## Material for this exercise

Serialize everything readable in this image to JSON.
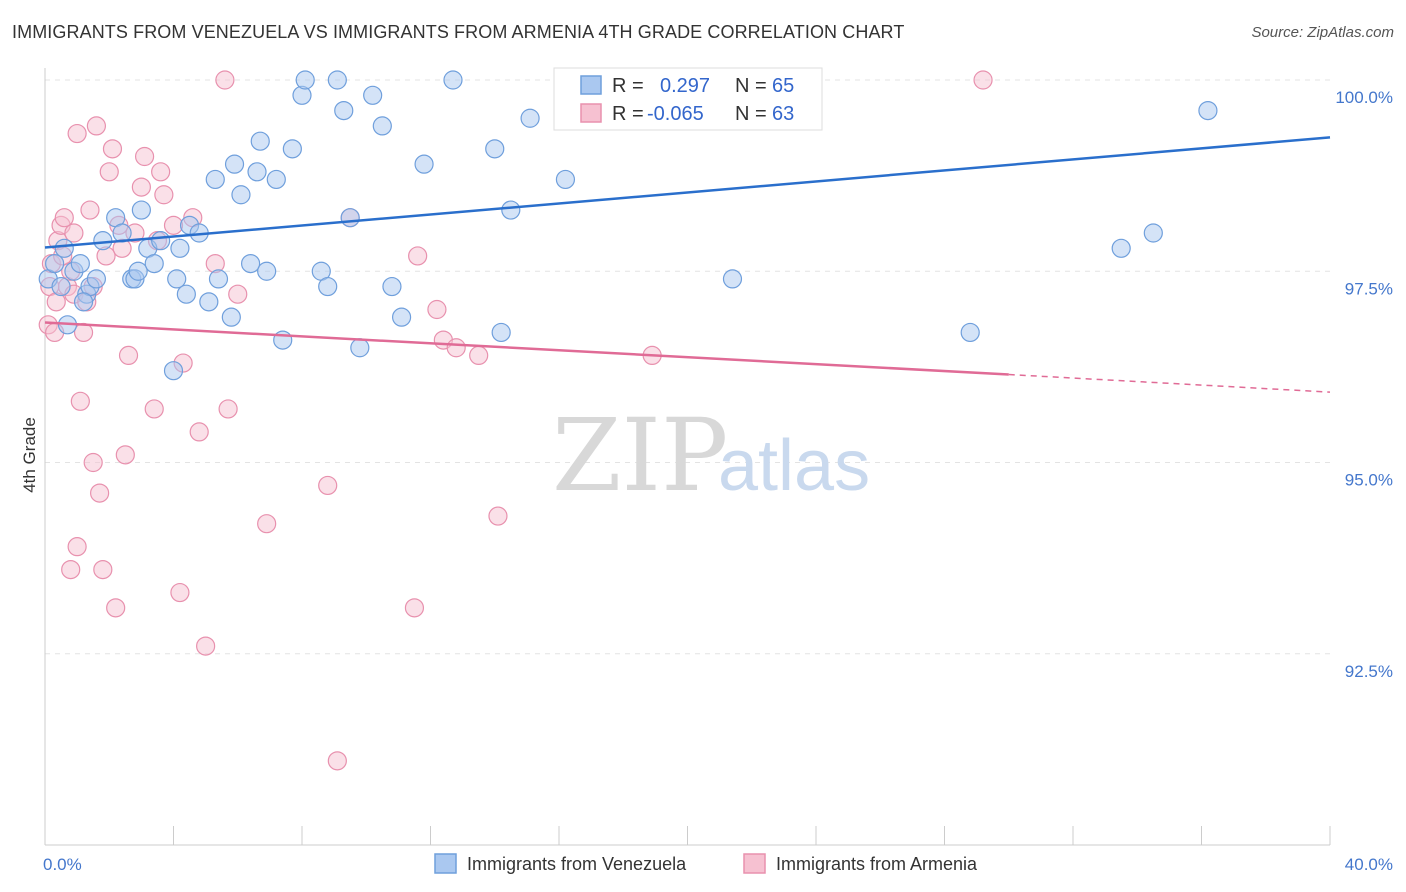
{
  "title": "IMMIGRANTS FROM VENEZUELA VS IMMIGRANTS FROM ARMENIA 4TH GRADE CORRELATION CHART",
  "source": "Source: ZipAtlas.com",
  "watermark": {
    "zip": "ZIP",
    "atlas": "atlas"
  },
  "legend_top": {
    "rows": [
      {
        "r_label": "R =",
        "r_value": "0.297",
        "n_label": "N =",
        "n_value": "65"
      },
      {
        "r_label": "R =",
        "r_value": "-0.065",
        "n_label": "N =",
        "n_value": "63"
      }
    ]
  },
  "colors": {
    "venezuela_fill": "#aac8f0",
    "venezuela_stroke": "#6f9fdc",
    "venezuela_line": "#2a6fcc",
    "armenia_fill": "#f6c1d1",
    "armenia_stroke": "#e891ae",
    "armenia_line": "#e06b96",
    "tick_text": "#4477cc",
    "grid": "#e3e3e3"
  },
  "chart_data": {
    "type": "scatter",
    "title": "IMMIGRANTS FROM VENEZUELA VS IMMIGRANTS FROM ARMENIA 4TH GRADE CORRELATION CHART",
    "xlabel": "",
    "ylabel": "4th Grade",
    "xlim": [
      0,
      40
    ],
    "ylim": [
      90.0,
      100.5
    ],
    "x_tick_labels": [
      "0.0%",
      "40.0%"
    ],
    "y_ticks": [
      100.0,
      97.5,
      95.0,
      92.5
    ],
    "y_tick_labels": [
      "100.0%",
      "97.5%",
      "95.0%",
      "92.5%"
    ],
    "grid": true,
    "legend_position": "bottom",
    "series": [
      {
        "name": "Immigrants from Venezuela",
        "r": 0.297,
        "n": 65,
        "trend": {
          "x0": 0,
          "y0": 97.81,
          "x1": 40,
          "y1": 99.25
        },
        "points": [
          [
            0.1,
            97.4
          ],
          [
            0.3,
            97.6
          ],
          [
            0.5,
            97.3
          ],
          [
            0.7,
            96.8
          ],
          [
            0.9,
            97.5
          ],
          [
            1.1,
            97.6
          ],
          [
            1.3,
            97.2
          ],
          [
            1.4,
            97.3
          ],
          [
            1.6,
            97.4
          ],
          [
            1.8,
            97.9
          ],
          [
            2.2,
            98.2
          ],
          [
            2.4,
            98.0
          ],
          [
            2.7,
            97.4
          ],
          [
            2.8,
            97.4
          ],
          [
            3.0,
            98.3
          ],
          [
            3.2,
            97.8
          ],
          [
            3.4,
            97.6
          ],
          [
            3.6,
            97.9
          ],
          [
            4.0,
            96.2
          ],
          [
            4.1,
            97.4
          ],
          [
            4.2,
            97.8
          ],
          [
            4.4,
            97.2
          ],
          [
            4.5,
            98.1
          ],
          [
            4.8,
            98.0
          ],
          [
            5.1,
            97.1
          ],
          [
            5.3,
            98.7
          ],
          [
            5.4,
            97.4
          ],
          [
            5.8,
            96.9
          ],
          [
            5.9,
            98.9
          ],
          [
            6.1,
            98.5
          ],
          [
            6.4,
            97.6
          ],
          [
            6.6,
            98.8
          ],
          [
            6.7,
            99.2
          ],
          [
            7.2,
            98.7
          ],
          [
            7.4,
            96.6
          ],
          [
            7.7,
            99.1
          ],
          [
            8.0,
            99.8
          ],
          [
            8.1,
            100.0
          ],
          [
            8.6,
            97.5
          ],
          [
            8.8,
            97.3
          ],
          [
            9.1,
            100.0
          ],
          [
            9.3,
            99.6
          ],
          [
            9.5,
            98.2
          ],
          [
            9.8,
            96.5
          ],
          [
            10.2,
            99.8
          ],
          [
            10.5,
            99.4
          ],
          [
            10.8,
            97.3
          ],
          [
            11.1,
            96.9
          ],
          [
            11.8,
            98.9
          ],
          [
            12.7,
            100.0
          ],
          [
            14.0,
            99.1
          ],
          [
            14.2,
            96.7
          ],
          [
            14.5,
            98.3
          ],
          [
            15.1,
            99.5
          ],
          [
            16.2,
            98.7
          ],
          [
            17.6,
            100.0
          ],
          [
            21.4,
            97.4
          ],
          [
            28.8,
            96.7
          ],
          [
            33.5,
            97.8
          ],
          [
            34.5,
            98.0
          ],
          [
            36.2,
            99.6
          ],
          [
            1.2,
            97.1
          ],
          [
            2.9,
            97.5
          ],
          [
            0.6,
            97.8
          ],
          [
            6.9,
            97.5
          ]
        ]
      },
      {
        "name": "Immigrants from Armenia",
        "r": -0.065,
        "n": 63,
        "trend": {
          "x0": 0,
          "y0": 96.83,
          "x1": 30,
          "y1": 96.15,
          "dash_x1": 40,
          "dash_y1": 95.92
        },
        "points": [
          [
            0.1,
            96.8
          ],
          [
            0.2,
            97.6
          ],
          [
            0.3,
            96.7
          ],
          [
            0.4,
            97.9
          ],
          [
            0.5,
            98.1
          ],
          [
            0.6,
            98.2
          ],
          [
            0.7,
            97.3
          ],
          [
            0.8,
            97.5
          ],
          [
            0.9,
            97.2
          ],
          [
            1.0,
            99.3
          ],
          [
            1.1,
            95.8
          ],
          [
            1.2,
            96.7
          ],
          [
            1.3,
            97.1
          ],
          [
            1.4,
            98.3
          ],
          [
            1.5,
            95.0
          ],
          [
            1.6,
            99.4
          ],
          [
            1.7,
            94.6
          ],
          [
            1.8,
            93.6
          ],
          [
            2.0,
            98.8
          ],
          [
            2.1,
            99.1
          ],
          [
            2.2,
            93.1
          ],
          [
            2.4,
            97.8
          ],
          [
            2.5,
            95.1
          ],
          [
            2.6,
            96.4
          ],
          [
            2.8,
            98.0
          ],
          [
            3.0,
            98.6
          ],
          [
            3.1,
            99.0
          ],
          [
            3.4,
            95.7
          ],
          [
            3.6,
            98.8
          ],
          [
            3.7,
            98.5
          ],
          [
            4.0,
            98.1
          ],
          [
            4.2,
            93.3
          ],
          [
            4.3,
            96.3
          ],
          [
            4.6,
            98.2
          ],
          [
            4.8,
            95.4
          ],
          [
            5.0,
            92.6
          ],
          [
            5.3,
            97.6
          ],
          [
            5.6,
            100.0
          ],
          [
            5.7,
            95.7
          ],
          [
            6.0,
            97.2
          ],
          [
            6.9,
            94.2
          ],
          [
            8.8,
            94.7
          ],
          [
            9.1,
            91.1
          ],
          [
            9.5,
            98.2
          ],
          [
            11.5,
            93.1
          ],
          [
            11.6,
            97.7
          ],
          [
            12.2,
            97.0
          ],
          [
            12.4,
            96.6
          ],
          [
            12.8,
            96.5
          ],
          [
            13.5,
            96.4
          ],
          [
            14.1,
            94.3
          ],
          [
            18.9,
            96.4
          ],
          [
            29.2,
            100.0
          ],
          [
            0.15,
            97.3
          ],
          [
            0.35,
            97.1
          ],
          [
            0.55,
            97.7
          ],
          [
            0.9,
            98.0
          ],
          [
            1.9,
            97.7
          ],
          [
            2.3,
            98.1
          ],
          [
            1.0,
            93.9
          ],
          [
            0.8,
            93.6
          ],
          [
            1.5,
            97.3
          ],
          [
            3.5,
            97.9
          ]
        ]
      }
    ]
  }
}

## What is asked
Reproduce each line word for word and drop the pictures.

## Response to this exercise
Serialize everything readable in this image to JSON.
{
  "title": "IMMIGRANTS FROM VENEZUELA VS IMMIGRANTS FROM ARMENIA 4TH GRADE CORRELATION CHART",
  "source": "Source: ZipAtlas.com",
  "watermark": {
    "zip": "ZIP",
    "atlas": "atlas"
  },
  "legend_top": {
    "rows": [
      {
        "r_label": "R =",
        "r_value": "0.297",
        "n_label": "N =",
        "n_value": "65"
      },
      {
        "r_label": "R =",
        "r_value": "-0.065",
        "n_label": "N =",
        "n_value": "63"
      }
    ]
  },
  "colors": {
    "venezuela_fill": "#aac8f0",
    "venezuela_stroke": "#6f9fdc",
    "venezuela_line": "#2a6fcc",
    "armenia_fill": "#f6c1d1",
    "armenia_stroke": "#e891ae",
    "armenia_line": "#e06b96",
    "tick_text": "#4477cc",
    "grid": "#e3e3e3"
  },
  "chart_data": {
    "type": "scatter",
    "title": "IMMIGRANTS FROM VENEZUELA VS IMMIGRANTS FROM ARMENIA 4TH GRADE CORRELATION CHART",
    "xlabel": "",
    "ylabel": "4th Grade",
    "xlim": [
      0,
      40
    ],
    "ylim": [
      90.0,
      100.5
    ],
    "x_tick_labels": [
      "0.0%",
      "40.0%"
    ],
    "y_ticks": [
      100.0,
      97.5,
      95.0,
      92.5
    ],
    "y_tick_labels": [
      "100.0%",
      "97.5%",
      "95.0%",
      "92.5%"
    ],
    "grid": true,
    "legend_position": "bottom",
    "series": [
      {
        "name": "Immigrants from Venezuela",
        "r": 0.297,
        "n": 65,
        "trend": {
          "x0": 0,
          "y0": 97.81,
          "x1": 40,
          "y1": 99.25
        },
        "points": [
          [
            0.1,
            97.4
          ],
          [
            0.3,
            97.6
          ],
          [
            0.5,
            97.3
          ],
          [
            0.7,
            96.8
          ],
          [
            0.9,
            97.5
          ],
          [
            1.1,
            97.6
          ],
          [
            1.3,
            97.2
          ],
          [
            1.4,
            97.3
          ],
          [
            1.6,
            97.4
          ],
          [
            1.8,
            97.9
          ],
          [
            2.2,
            98.2
          ],
          [
            2.4,
            98.0
          ],
          [
            2.7,
            97.4
          ],
          [
            2.8,
            97.4
          ],
          [
            3.0,
            98.3
          ],
          [
            3.2,
            97.8
          ],
          [
            3.4,
            97.6
          ],
          [
            3.6,
            97.9
          ],
          [
            4.0,
            96.2
          ],
          [
            4.1,
            97.4
          ],
          [
            4.2,
            97.8
          ],
          [
            4.4,
            97.2
          ],
          [
            4.5,
            98.1
          ],
          [
            4.8,
            98.0
          ],
          [
            5.1,
            97.1
          ],
          [
            5.3,
            98.7
          ],
          [
            5.4,
            97.4
          ],
          [
            5.8,
            96.9
          ],
          [
            5.9,
            98.9
          ],
          [
            6.1,
            98.5
          ],
          [
            6.4,
            97.6
          ],
          [
            6.6,
            98.8
          ],
          [
            6.7,
            99.2
          ],
          [
            7.2,
            98.7
          ],
          [
            7.4,
            96.6
          ],
          [
            7.7,
            99.1
          ],
          [
            8.0,
            99.8
          ],
          [
            8.1,
            100.0
          ],
          [
            8.6,
            97.5
          ],
          [
            8.8,
            97.3
          ],
          [
            9.1,
            100.0
          ],
          [
            9.3,
            99.6
          ],
          [
            9.5,
            98.2
          ],
          [
            9.8,
            96.5
          ],
          [
            10.2,
            99.8
          ],
          [
            10.5,
            99.4
          ],
          [
            10.8,
            97.3
          ],
          [
            11.1,
            96.9
          ],
          [
            11.8,
            98.9
          ],
          [
            12.7,
            100.0
          ],
          [
            14.0,
            99.1
          ],
          [
            14.2,
            96.7
          ],
          [
            14.5,
            98.3
          ],
          [
            15.1,
            99.5
          ],
          [
            16.2,
            98.7
          ],
          [
            17.6,
            100.0
          ],
          [
            21.4,
            97.4
          ],
          [
            28.8,
            96.7
          ],
          [
            33.5,
            97.8
          ],
          [
            34.5,
            98.0
          ],
          [
            36.2,
            99.6
          ],
          [
            1.2,
            97.1
          ],
          [
            2.9,
            97.5
          ],
          [
            0.6,
            97.8
          ],
          [
            6.9,
            97.5
          ]
        ]
      },
      {
        "name": "Immigrants from Armenia",
        "r": -0.065,
        "n": 63,
        "trend": {
          "x0": 0,
          "y0": 96.83,
          "x1": 30,
          "y1": 96.15,
          "dash_x1": 40,
          "dash_y1": 95.92
        },
        "points": [
          [
            0.1,
            96.8
          ],
          [
            0.2,
            97.6
          ],
          [
            0.3,
            96.7
          ],
          [
            0.4,
            97.9
          ],
          [
            0.5,
            98.1
          ],
          [
            0.6,
            98.2
          ],
          [
            0.7,
            97.3
          ],
          [
            0.8,
            97.5
          ],
          [
            0.9,
            97.2
          ],
          [
            1.0,
            99.3
          ],
          [
            1.1,
            95.8
          ],
          [
            1.2,
            96.7
          ],
          [
            1.3,
            97.1
          ],
          [
            1.4,
            98.3
          ],
          [
            1.5,
            95.0
          ],
          [
            1.6,
            99.4
          ],
          [
            1.7,
            94.6
          ],
          [
            1.8,
            93.6
          ],
          [
            2.0,
            98.8
          ],
          [
            2.1,
            99.1
          ],
          [
            2.2,
            93.1
          ],
          [
            2.4,
            97.8
          ],
          [
            2.5,
            95.1
          ],
          [
            2.6,
            96.4
          ],
          [
            2.8,
            98.0
          ],
          [
            3.0,
            98.6
          ],
          [
            3.1,
            99.0
          ],
          [
            3.4,
            95.7
          ],
          [
            3.6,
            98.8
          ],
          [
            3.7,
            98.5
          ],
          [
            4.0,
            98.1
          ],
          [
            4.2,
            93.3
          ],
          [
            4.3,
            96.3
          ],
          [
            4.6,
            98.2
          ],
          [
            4.8,
            95.4
          ],
          [
            5.0,
            92.6
          ],
          [
            5.3,
            97.6
          ],
          [
            5.6,
            100.0
          ],
          [
            5.7,
            95.7
          ],
          [
            6.0,
            97.2
          ],
          [
            6.9,
            94.2
          ],
          [
            8.8,
            94.7
          ],
          [
            9.1,
            91.1
          ],
          [
            9.5,
            98.2
          ],
          [
            11.5,
            93.1
          ],
          [
            11.6,
            97.7
          ],
          [
            12.2,
            97.0
          ],
          [
            12.4,
            96.6
          ],
          [
            12.8,
            96.5
          ],
          [
            13.5,
            96.4
          ],
          [
            14.1,
            94.3
          ],
          [
            18.9,
            96.4
          ],
          [
            29.2,
            100.0
          ],
          [
            0.15,
            97.3
          ],
          [
            0.35,
            97.1
          ],
          [
            0.55,
            97.7
          ],
          [
            0.9,
            98.0
          ],
          [
            1.9,
            97.7
          ],
          [
            2.3,
            98.1
          ],
          [
            1.0,
            93.9
          ],
          [
            0.8,
            93.6
          ],
          [
            1.5,
            97.3
          ],
          [
            3.5,
            97.9
          ]
        ]
      }
    ]
  }
}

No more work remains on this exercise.